Items from a dataset:
------------------------------------------------

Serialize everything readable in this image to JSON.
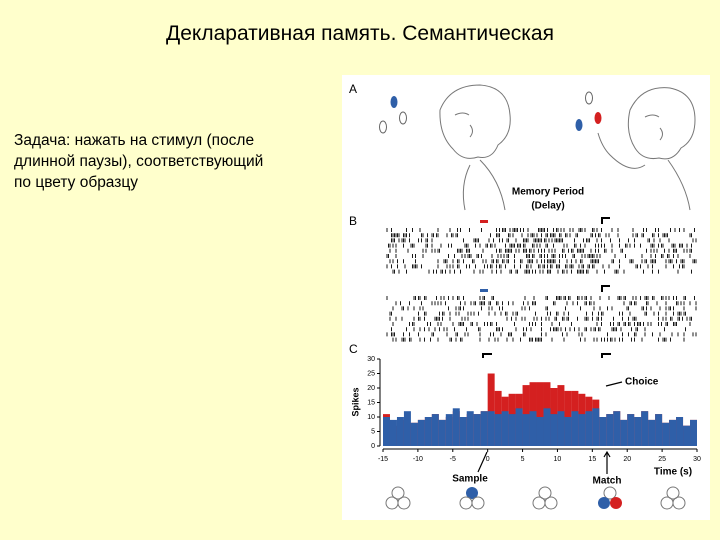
{
  "slide": {
    "title": "Декларативная память. Семантическая",
    "body": [
      "Задача: нажать на стимул (после",
      "длинной паузы), соответствующий",
      "по цвету образцу"
    ]
  },
  "figure": {
    "panel_labels": [
      "A",
      "B",
      "C"
    ],
    "memory_period": [
      "Memory Period",
      "(Delay)"
    ],
    "choice": "Choice",
    "sample": "Sample",
    "match": "Match"
  },
  "chart_data": {
    "type": "histogram",
    "xlabel": "Time (s)",
    "ylabel": "Spikes",
    "bins": [
      -15,
      -14,
      -13,
      -12,
      -11,
      -10,
      -9,
      -8,
      -7,
      -6,
      -5,
      -4,
      -3,
      -2,
      -1,
      0,
      1,
      2,
      3,
      4,
      5,
      6,
      7,
      8,
      9,
      10,
      11,
      12,
      13,
      14,
      15,
      16,
      17,
      18,
      19,
      20,
      21,
      22,
      23,
      24,
      25,
      26,
      27,
      28,
      29,
      30
    ],
    "series": [
      {
        "color": "#d42020",
        "values": [
          11,
          7,
          9,
          8,
          8,
          9,
          10,
          11,
          9,
          10,
          12,
          10,
          11,
          11,
          12,
          25,
          19,
          17,
          18,
          18,
          21,
          22,
          22,
          22,
          20,
          21,
          19,
          19,
          18,
          17,
          16,
          10,
          11,
          12,
          9,
          11,
          10,
          12,
          9,
          11,
          8,
          9,
          10,
          7,
          9
        ]
      },
      {
        "color": "#2f5fa8",
        "values": [
          10,
          9,
          10,
          12,
          8,
          9,
          10,
          11,
          9,
          11,
          13,
          10,
          12,
          11,
          12,
          12,
          11,
          12,
          11,
          13,
          11,
          12,
          10,
          13,
          11,
          12,
          10,
          12,
          11,
          12,
          13,
          10,
          11,
          12,
          9,
          11,
          10,
          12,
          9,
          11,
          8,
          9,
          10,
          7,
          9
        ]
      }
    ],
    "xlim": [
      -15,
      30
    ],
    "ylim": [
      0,
      30
    ],
    "xticks": [
      -15,
      -10,
      -5,
      0,
      5,
      10,
      15,
      20,
      25,
      30
    ],
    "yticks": [
      0,
      5,
      10,
      15,
      20,
      25,
      30
    ]
  }
}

------------------------------------------------

--- What is expected ---
Output all of the data exactly as it stands, minus any images.

--- Written solution ---
Serialize everything readable in this image to JSON.
{
  "slide": {
    "title": "Декларативная память. Семантическая",
    "body": [
      "Задача: нажать на стимул (после",
      "длинной паузы), соответствующий",
      "по цвету образцу"
    ]
  },
  "figure": {
    "panel_labels": [
      "A",
      "B",
      "C"
    ],
    "memory_period": [
      "Memory Period",
      "(Delay)"
    ],
    "choice": "Choice",
    "sample": "Sample",
    "match": "Match"
  },
  "chart_data": {
    "type": "histogram",
    "xlabel": "Time (s)",
    "ylabel": "Spikes",
    "bins": [
      -15,
      -14,
      -13,
      -12,
      -11,
      -10,
      -9,
      -8,
      -7,
      -6,
      -5,
      -4,
      -3,
      -2,
      -1,
      0,
      1,
      2,
      3,
      4,
      5,
      6,
      7,
      8,
      9,
      10,
      11,
      12,
      13,
      14,
      15,
      16,
      17,
      18,
      19,
      20,
      21,
      22,
      23,
      24,
      25,
      26,
      27,
      28,
      29,
      30
    ],
    "series": [
      {
        "color": "#d42020",
        "values": [
          11,
          7,
          9,
          8,
          8,
          9,
          10,
          11,
          9,
          10,
          12,
          10,
          11,
          11,
          12,
          25,
          19,
          17,
          18,
          18,
          21,
          22,
          22,
          22,
          20,
          21,
          19,
          19,
          18,
          17,
          16,
          10,
          11,
          12,
          9,
          11,
          10,
          12,
          9,
          11,
          8,
          9,
          10,
          7,
          9
        ]
      },
      {
        "color": "#2f5fa8",
        "values": [
          10,
          9,
          10,
          12,
          8,
          9,
          10,
          11,
          9,
          11,
          13,
          10,
          12,
          11,
          12,
          12,
          11,
          12,
          11,
          13,
          11,
          12,
          10,
          13,
          11,
          12,
          10,
          12,
          11,
          12,
          13,
          10,
          11,
          12,
          9,
          11,
          10,
          12,
          9,
          11,
          8,
          9,
          10,
          7,
          9
        ]
      }
    ],
    "xlim": [
      -15,
      30
    ],
    "ylim": [
      0,
      30
    ],
    "xticks": [
      -15,
      -10,
      -5,
      0,
      5,
      10,
      15,
      20,
      25,
      30
    ],
    "yticks": [
      0,
      5,
      10,
      15,
      20,
      25,
      30
    ]
  }
}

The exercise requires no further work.